● **SELECTION**

Random Thoughts and Musings by moi

Musings by a feisty, opinionated Deaf gal who wants nothing but the best for her community and her people

vendredi 8 septembre 2006

Reclaiming our dignity and equality

This issue has been bothering me for a while. In fact, I blogged about it on my private blog last week and just now decided to bring the topic over here. I work in a school for the Deaf, in a position that has frequent, direct student contact. The mission and values of the school purportedly provide a safe, fully accessible place for all of our students and all of our staff. But that isn’t completely the case.

To me, full access means not using voices on campus when everyone else around you is capable of carrying on a conversation in signs. Yes, this includes simultaneous communication or “simcom,” which is to voice and sign at the same time. This may seem extreme or radical to some of you, but it’s not about “my way or the highway” at all. There are studies documenting the following when simcom is used:

*Signs are dropped
*Signs look unnatural
*It is harder for deaf people to understand, no matter how good their English, lipreading, or voicing skills are.
*Conversations happen quickly and deaf people miss out because they’re turning their heads and don’t see what was said because the hearing person(s) didn’t bother to wait.

● **PROBLEMS TO SOLVE**
1: Translate this sentence from the blog post into Spanish: "To me, full access means not using voices on campus when everyone else around you is capable of carrying on a conversation in signs."
2: Transcribe the blog post word for word, starting with "To me, full" and going on through "voicing skills are.".

● **DATA LINES**
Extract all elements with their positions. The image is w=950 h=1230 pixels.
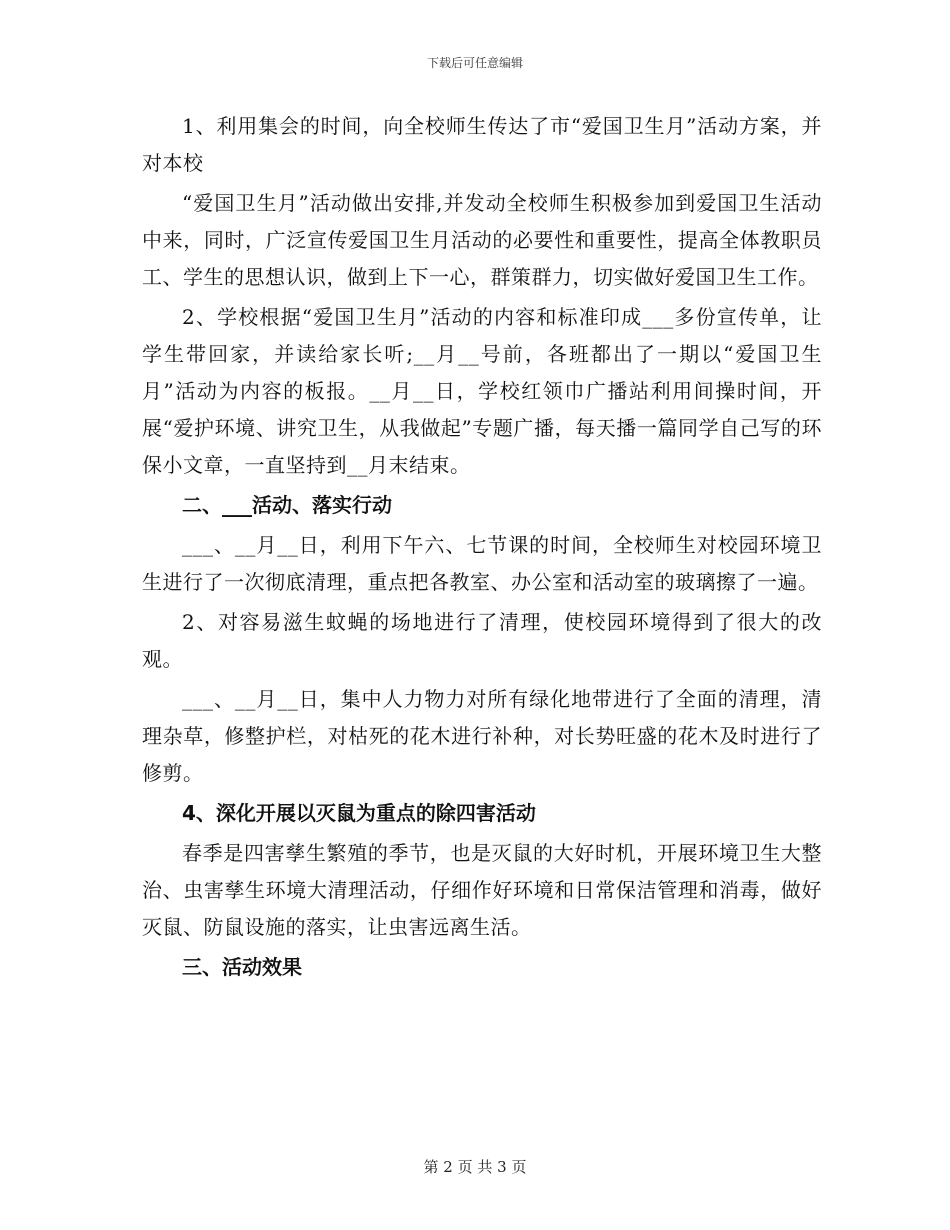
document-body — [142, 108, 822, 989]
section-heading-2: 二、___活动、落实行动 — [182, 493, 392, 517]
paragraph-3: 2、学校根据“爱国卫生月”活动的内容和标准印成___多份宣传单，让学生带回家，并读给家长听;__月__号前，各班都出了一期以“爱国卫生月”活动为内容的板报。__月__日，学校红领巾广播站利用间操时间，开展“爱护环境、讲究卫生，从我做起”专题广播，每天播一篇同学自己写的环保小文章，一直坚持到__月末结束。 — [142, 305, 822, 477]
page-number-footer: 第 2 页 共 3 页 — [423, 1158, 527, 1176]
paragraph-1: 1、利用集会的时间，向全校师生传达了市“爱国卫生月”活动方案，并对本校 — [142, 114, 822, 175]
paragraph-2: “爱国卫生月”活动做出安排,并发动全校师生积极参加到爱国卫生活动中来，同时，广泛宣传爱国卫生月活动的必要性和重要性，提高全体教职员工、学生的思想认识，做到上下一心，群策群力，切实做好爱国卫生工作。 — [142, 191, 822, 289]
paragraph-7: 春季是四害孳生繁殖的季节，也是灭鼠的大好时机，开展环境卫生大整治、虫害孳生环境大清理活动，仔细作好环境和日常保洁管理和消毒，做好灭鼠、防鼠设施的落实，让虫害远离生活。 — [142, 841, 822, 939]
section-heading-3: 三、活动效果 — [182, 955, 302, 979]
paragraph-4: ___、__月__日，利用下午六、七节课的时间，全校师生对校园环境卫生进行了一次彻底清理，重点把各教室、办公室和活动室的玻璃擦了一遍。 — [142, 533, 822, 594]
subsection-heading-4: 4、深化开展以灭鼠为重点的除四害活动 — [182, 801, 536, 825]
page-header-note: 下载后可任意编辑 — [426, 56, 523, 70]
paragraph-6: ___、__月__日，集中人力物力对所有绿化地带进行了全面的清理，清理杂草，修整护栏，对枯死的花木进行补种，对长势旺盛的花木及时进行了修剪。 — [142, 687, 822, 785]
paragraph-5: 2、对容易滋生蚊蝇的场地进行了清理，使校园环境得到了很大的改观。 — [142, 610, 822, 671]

---

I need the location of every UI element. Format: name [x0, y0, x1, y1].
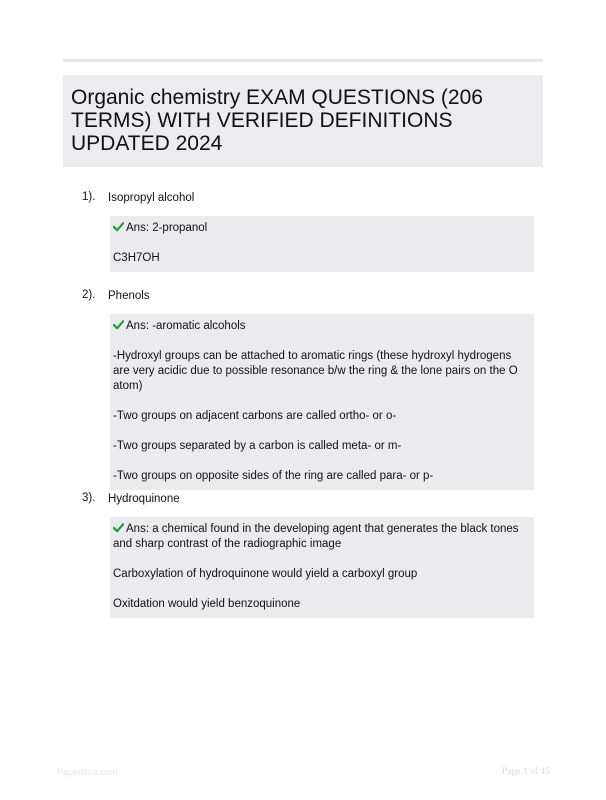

● **THE REPLIES**
1: Para mí, el acceso pleno significa no usar la voz en el campus cuando todos los que te rodean son capaces de mantener una conversación por señas.

2:
To me, full access means not using voices on campus when everyone else around you is capable of carrying on a conversation in signs. Yes, this includes simultaneous communication or “simcom,” which is to voice and sign at the same time. This may seem extreme or radical to some of you, but it’s not about “my way or the highway” at all. There are studies documenting the following when simcom is used:

*Signs are dropped
*Signs look unnatural
*It is harder for deaf people to understand, no matter how good their English, lipreading, or voicing skills are.